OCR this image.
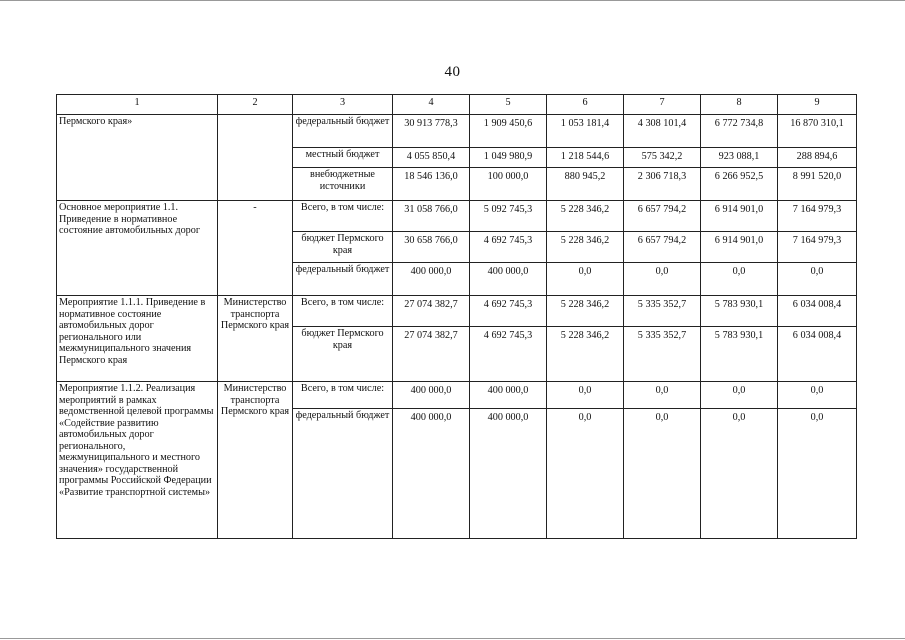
40
1	2	3	4	5	6	7	8	9
Пермского края»		федеральный бюджет	30 913 778,3	1 909 450,6	1 053 181,4	4 308 101,4	6 772 734,8	16 870 310,1
		местный бюджет	4 055 850,4	1 049 980,9	1 218 544,6	575 342,2	923 088,1	288 894,6
		внебюджетные источники	18 546 136,0	100 000,0	880 945,2	2 306 718,3	6 266 952,5	8 991 520,0
Основное мероприятие 1.1. Приведение в нормативное состояние автомобильных дорог	-	Всего, в том числе:	31 058 766,0	5 092 745,3	5 228 346,2	6 657 794,2	6 914 901,0	7 164 979,3
		бюджет Пермского края	30 658 766,0	4 692 745,3	5 228 346,2	6 657 794,2	6 914 901,0	7 164 979,3
		федеральный бюджет	400 000,0	400 000,0	0,0	0,0	0,0	0,0
Мероприятие 1.1.1. Приведение в нормативное состояние автомобильных дорог регионального или межмуниципального значения Пермского края	Министерство транспорта Пермского края	Всего, в том числе:	27 074 382,7	4 692 745,3	5 228 346,2	5 335 352,7	5 783 930,1	6 034 008,4
		бюджет Пермского края	27 074 382,7	4 692 745,3	5 228 346,2	5 335 352,7	5 783 930,1	6 034 008,4
Мероприятие 1.1.2. Реализация мероприятий в рамках ведомственной целевой программы «Содействие развитию автомобильных дорог регионального, межмуниципального и местного значения» государственной программы Российской Федерации «Развитие транспортной системы»	Министерство транспорта Пермского края	Всего, в том числе:	400 000,0	400 000,0	0,0	0,0	0,0	0,0
		федеральный бюджет	400 000,0	400 000,0	0,0	0,0	0,0	0,0
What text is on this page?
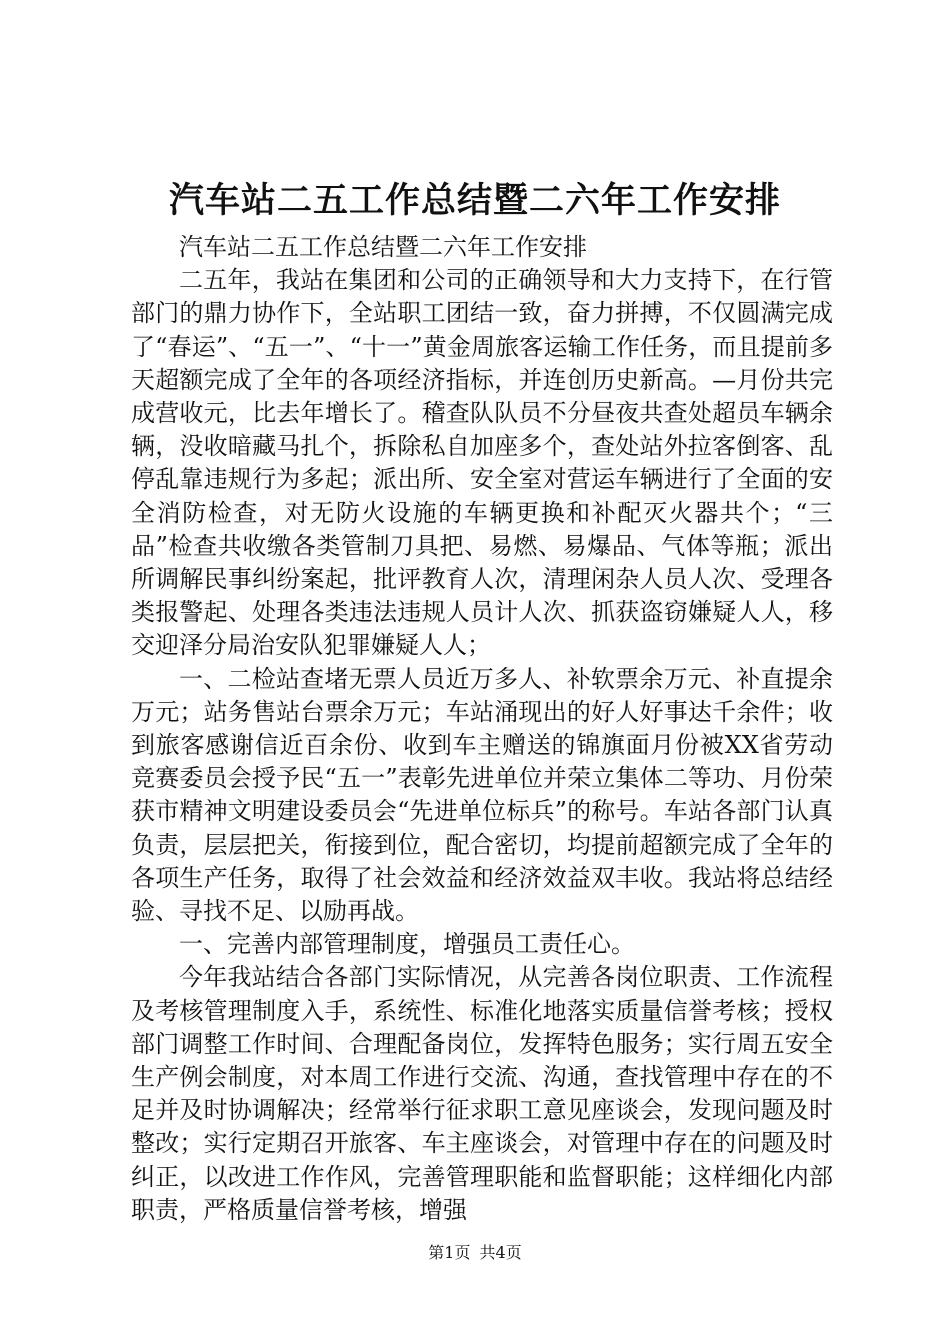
汽车站二五工作总结暨二六年工作安排

汽车站二五工作总结暨二六年工作安排

二五年，我站在集团和公司的正确领导和大力支持下，在行管部门的鼎力协作下，全站职工团结一致，奋力拼搏，不仅圆满完成了“春运”、“五一”、“十一”黄金周旅客运输工作任务，而且提前多天超额完成了全年的各项经济指标，并连创历史新高。—月份共完成营收元，比去年增长了。稽查队队员不分昼夜共查处超员车辆余辆，没收暗藏马扎个，拆除私自加座多个，查处站外拉客倒客、乱停乱靠违规行为多起；派出所、安全室对营运车辆进行了全面的安全消防检查，对无防火设施的车辆更换和补配灭火器共个；“三品”检查共收缴各类管制刀具把、易燃、易爆品、气体等瓶；派出所调解民事纠纷案起，批评教育人次，清理闲杂人员人次、受理各类报警起、处理各类违法违规人员计人次、抓获盗窃嫌疑人人，移交迎泽分局治安队犯罪嫌疑人人；

一、二检站查堵无票人员近万多人、补软票余万元、补直提余万元；站务售站台票余万元；车站涌现出的好人好事达千余件；收到旅客感谢信近百余份、收到车主赠送的锦旗面月份被XX省劳动竞赛委员会授予民“五一”表彰先进单位并荣立集体二等功、月份荣获市精神文明建设委员会“先进单位标兵”的称号。车站各部门认真负责，层层把关，衔接到位，配合密切，均提前超额完成了全年的各项生产任务，取得了社会效益和经济效益双丰收。我站将总结经验、寻找不足、以励再战。

一、完善内部管理制度，增强员工责任心。

今年我站结合各部门实际情况，从完善各岗位职责、工作流程及考核管理制度入手，系统性、标准化地落实质量信誉考核；授权部门调整工作时间、合理配备岗位，发挥特色服务；实行周五安全生产例会制度，对本周工作进行交流、沟通，查找管理中存在的不足并及时协调解决；经常举行征求职工意见座谈会，发现问题及时整改；实行定期召开旅客、车主座谈会，对管理中存在的问题及时纠正，以改进工作作风，完善管理职能和监督职能；这样细化内部职责，严格质量信誉考核，增强

第1页 共4页
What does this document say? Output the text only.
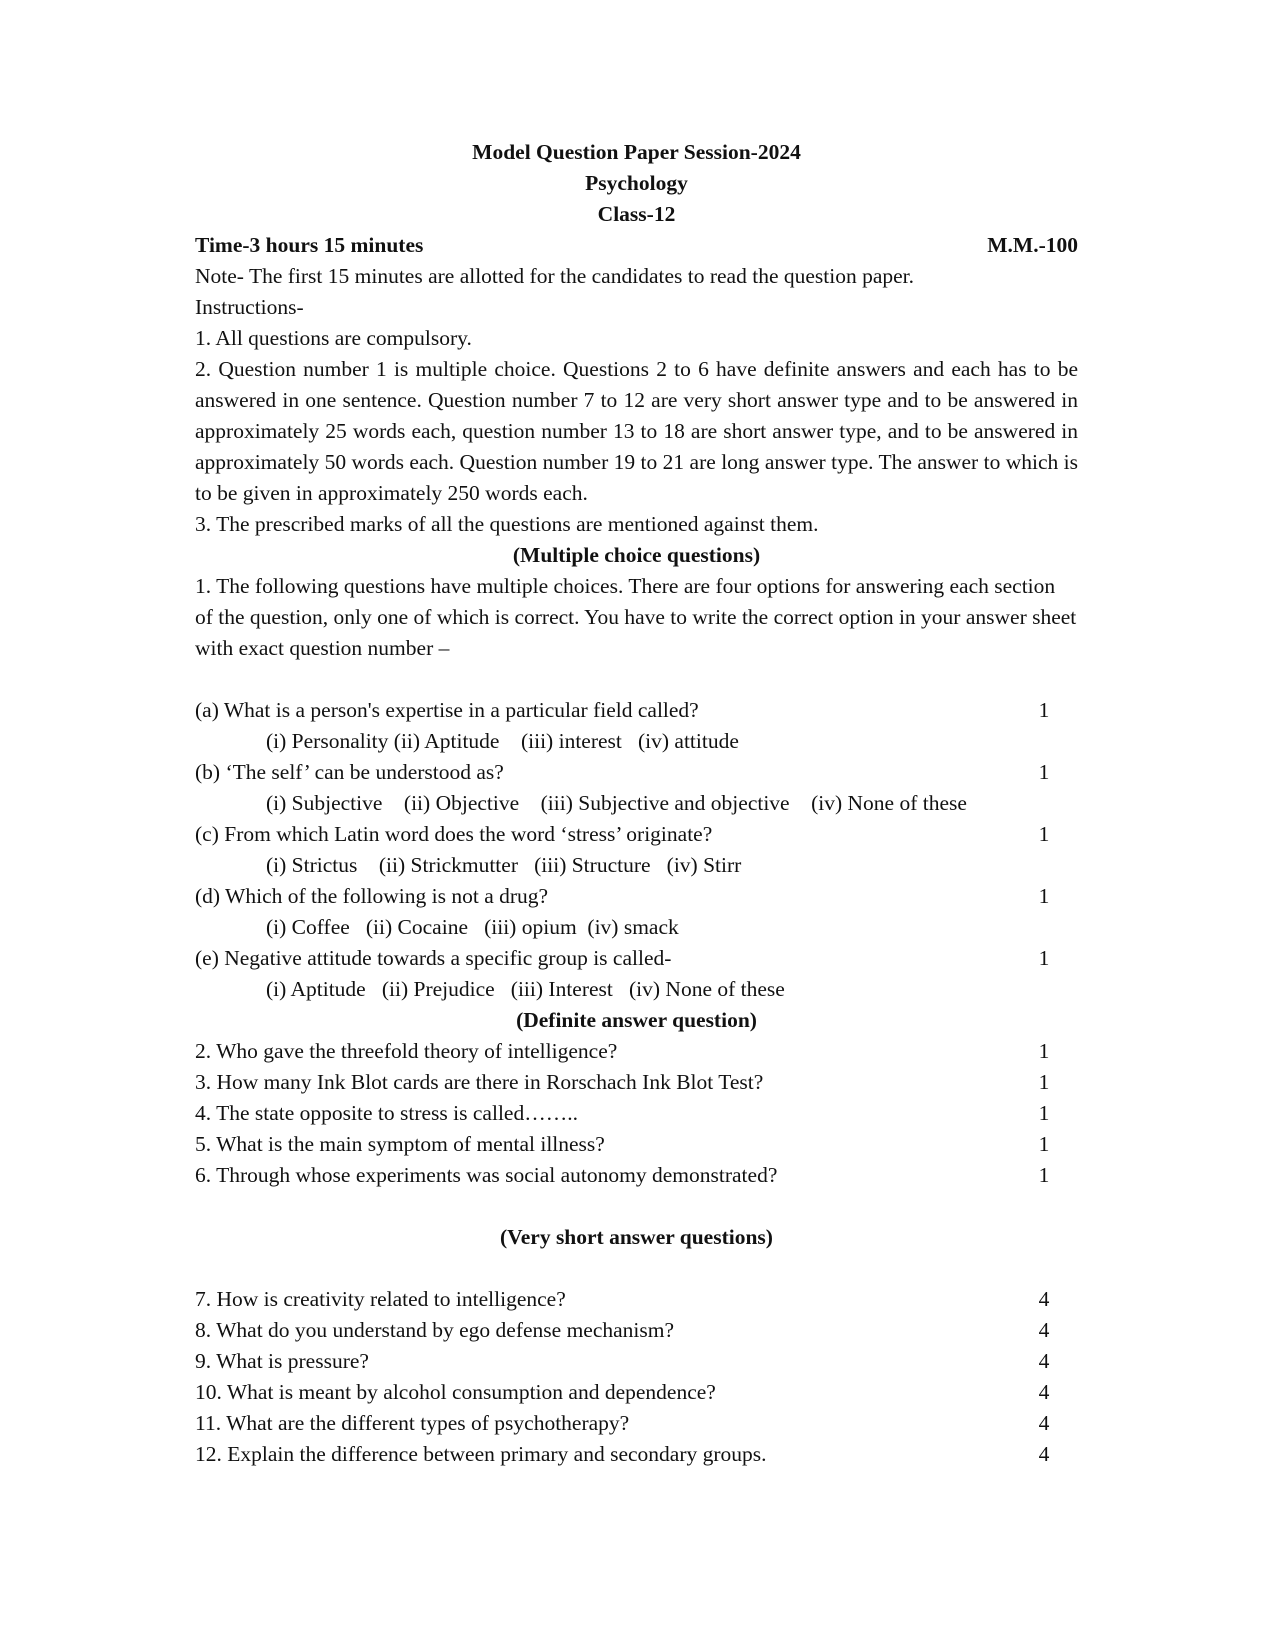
Model Question Paper Session-2024
Psychology
Class-12
Time-3 hours 15 minutes	M.M.-100
Note- The first 15 minutes are allotted for the candidates to read the question paper.
Instructions-
1. All questions are compulsory.
2. Question number 1 is multiple choice. Questions 2 to 6 have definite answers and each has to be answered in one sentence. Question number 7 to 12 are very short answer type and to be answered in approximately 25 words each, question number 13 to 18 are short answer type, and to be answered in approximately 50 words each. Question number 19 to 21 are long answer type. The answer to which is to be given in approximately 250 words each.
3. The prescribed marks of all the questions are mentioned against them.
(Multiple choice questions)
1. The following questions have multiple choices. There are four options for answering each section of the question, only one of which is correct. You have to write the correct option in your answer sheet with exact question number –
(a) What is a person's expertise in a particular field called?	1
(i) Personality (ii) Aptitude    (iii) interest   (iv) attitude
(b) ‘The self’ can be understood as?	1
(i) Subjective    (ii) Objective    (iii) Subjective and objective    (iv) None of these
(c) From which Latin word does the word ‘stress’ originate?	1
(i) Strictus    (ii) Strickmutter   (iii) Structure   (iv) Stirr
(d) Which of the following is not a drug?	1
(i) Coffee   (ii) Cocaine   (iii) opium  (iv) smack
(e) Negative attitude towards a specific group is called-	1
(i) Aptitude   (ii) Prejudice   (iii) Interest   (iv) None of these
(Definite answer question)
2. Who gave the threefold theory of intelligence?	1
3. How many Ink Blot cards are there in Rorschach Ink Blot Test?	1
4. The state opposite to stress is called……..	1
5. What is the main symptom of mental illness?	1
6. Through whose experiments was social autonomy demonstrated?	1
(Very short answer questions)
7. How is creativity related to intelligence?	4
8. What do you understand by ego defense mechanism?	4
9. What is pressure?	4
10. What is meant by alcohol consumption and dependence?	4
11. What are the different types of psychotherapy?	4
12. Explain the difference between primary and secondary groups.	4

▬▬▬

## WHAT IS BEING ASKED
Leave out the pictures and transcribe the entries above exactly.

## COMPLETE RESPONSE
OCR this image.
40
1	2	3	4	5	6	7	8	9
Пермского края»		федеральный бюджет	30 913 778,3	1 909 450,6	1 053 181,4	4 308 101,4	6 772 734,8	16 870 310,1
		местный бюджет	4 055 850,4	1 049 980,9	1 218 544,6	575 342,2	923 088,1	288 894,6
		внебюджетные источники	18 546 136,0	100 000,0	880 945,2	2 306 718,3	6 266 952,5	8 991 520,0
Основное мероприятие 1.1. Приведение в нормативное состояние автомобильных дорог	-	Всего, в том числе:	31 058 766,0	5 092 745,3	5 228 346,2	6 657 794,2	6 914 901,0	7 164 979,3
		бюджет Пермского края	30 658 766,0	4 692 745,3	5 228 346,2	6 657 794,2	6 914 901,0	7 164 979,3
		федеральный бюджет	400 000,0	400 000,0	0,0	0,0	0,0	0,0
Мероприятие 1.1.1. Приведение в нормативное состояние автомобильных дорог регионального или межмуниципального значения Пермского края	Министерство транспорта Пермского края	Всего, в том числе:	27 074 382,7	4 692 745,3	5 228 346,2	5 335 352,7	5 783 930,1	6 034 008,4
		бюджет Пермского края	27 074 382,7	4 692 745,3	5 228 346,2	5 335 352,7	5 783 930,1	6 034 008,4
Мероприятие 1.1.2. Реализация мероприятий в рамках ведомственной целевой программы «Содействие развитию автомобильных дорог регионального, межмуниципального и местного значения» государственной программы Российской Федерации «Развитие транспортной системы»	Министерство транспорта Пермского края	Всего, в том числе:	400 000,0	400 000,0	0,0	0,0	0,0	0,0
		федеральный бюджет	400 000,0	400 000,0	0,0	0,0	0,0	0,0
What text is on this page?
汽车站二五工作总结暨二六年工作安排

汽车站二五工作总结暨二六年工作安排

二五年，我站在集团和公司的正确领导和大力支持下，在行管部门的鼎力协作下，全站职工团结一致，奋力拼搏，不仅圆满完成了“春运”、“五一”、“十一”黄金周旅客运输工作任务，而且提前多天超额完成了全年的各项经济指标，并连创历史新高。—月份共完成营收元，比去年增长了。稽查队队员不分昼夜共查处超员车辆余辆，没收暗藏马扎个，拆除私自加座多个，查处站外拉客倒客、乱停乱靠违规行为多起；派出所、安全室对营运车辆进行了全面的安全消防检查，对无防火设施的车辆更换和补配灭火器共个；“三品”检查共收缴各类管制刀具把、易燃、易爆品、气体等瓶；派出所调解民事纠纷案起，批评教育人次，清理闲杂人员人次、受理各类报警起、处理各类违法违规人员计人次、抓获盗窃嫌疑人人，移交迎泽分局治安队犯罪嫌疑人人；

一、二检站查堵无票人员近万多人、补软票余万元、补直提余万元；站务售站台票余万元；车站涌现出的好人好事达千余件；收到旅客感谢信近百余份、收到车主赠送的锦旗面月份被XX省劳动竞赛委员会授予民“五一”表彰先进单位并荣立集体二等功、月份荣获市精神文明建设委员会“先进单位标兵”的称号。车站各部门认真负责，层层把关，衔接到位，配合密切，均提前超额完成了全年的各项生产任务，取得了社会效益和经济效益双丰收。我站将总结经验、寻找不足、以励再战。

一、完善内部管理制度，增强员工责任心。

今年我站结合各部门实际情况，从完善各岗位职责、工作流程及考核管理制度入手，系统性、标准化地落实质量信誉考核；授权部门调整工作时间、合理配备岗位，发挥特色服务；实行周五安全生产例会制度，对本周工作进行交流、沟通，查找管理中存在的不足并及时协调解决；经常举行征求职工意见座谈会，发现问题及时整改；实行定期召开旅客、车主座谈会，对管理中存在的问题及时纠正，以改进工作作风，完善管理职能和监督职能；这样细化内部职责，严格质量信誉考核，增强

第1页 共4页
What does this document say? Output the text only.
Model Question Paper Session-2024
Psychology
Class-12
Time-3 hours 15 minutes	M.M.-100
Note- The first 15 minutes are allotted for the candidates to read the question paper.
Instructions-
1. All questions are compulsory.
2. Question number 1 is multiple choice. Questions 2 to 6 have definite answers and each has to be answered in one sentence. Question number 7 to 12 are very short answer type and to be answered in approximately 25 words each, question number 13 to 18 are short answer type, and to be answered in approximately 50 words each. Question number 19 to 21 are long answer type. The answer to which is to be given in approximately 250 words each.
3. The prescribed marks of all the questions are mentioned against them.
(Multiple choice questions)
1. The following questions have multiple choices. There are four options for answering each section of the question, only one of which is correct. You have to write the correct option in your answer sheet with exact question number –
(a) What is a person's expertise in a particular field called?	1
(i) Personality (ii) Aptitude    (iii) interest   (iv) attitude
(b) ‘The self’ can be understood as?	1
(i) Subjective    (ii) Objective    (iii) Subjective and objective    (iv) None of these
(c) From which Latin word does the word ‘stress’ originate?	1
(i) Strictus    (ii) Strickmutter   (iii) Structure   (iv) Stirr
(d) Which of the following is not a drug?	1
(i) Coffee   (ii) Cocaine   (iii) opium  (iv) smack
(e) Negative attitude towards a specific group is called-	1
(i) Aptitude   (ii) Prejudice   (iii) Interest   (iv) None of these
(Definite answer question)
2. Who gave the threefold theory of intelligence?	1
3. How many Ink Blot cards are there in Rorschach Ink Blot Test?	1
4. The state opposite to stress is called……..	1
5. What is the main symptom of mental illness?	1
6. Through whose experiments was social autonomy demonstrated?	1
(Very short answer questions)
7. How is creativity related to intelligence?	4
8. What do you understand by ego defense mechanism?	4
9. What is pressure?	4
10. What is meant by alcohol consumption and dependence?	4
11. What are the different types of psychotherapy?	4
12. Explain the difference between primary and secondary groups.	4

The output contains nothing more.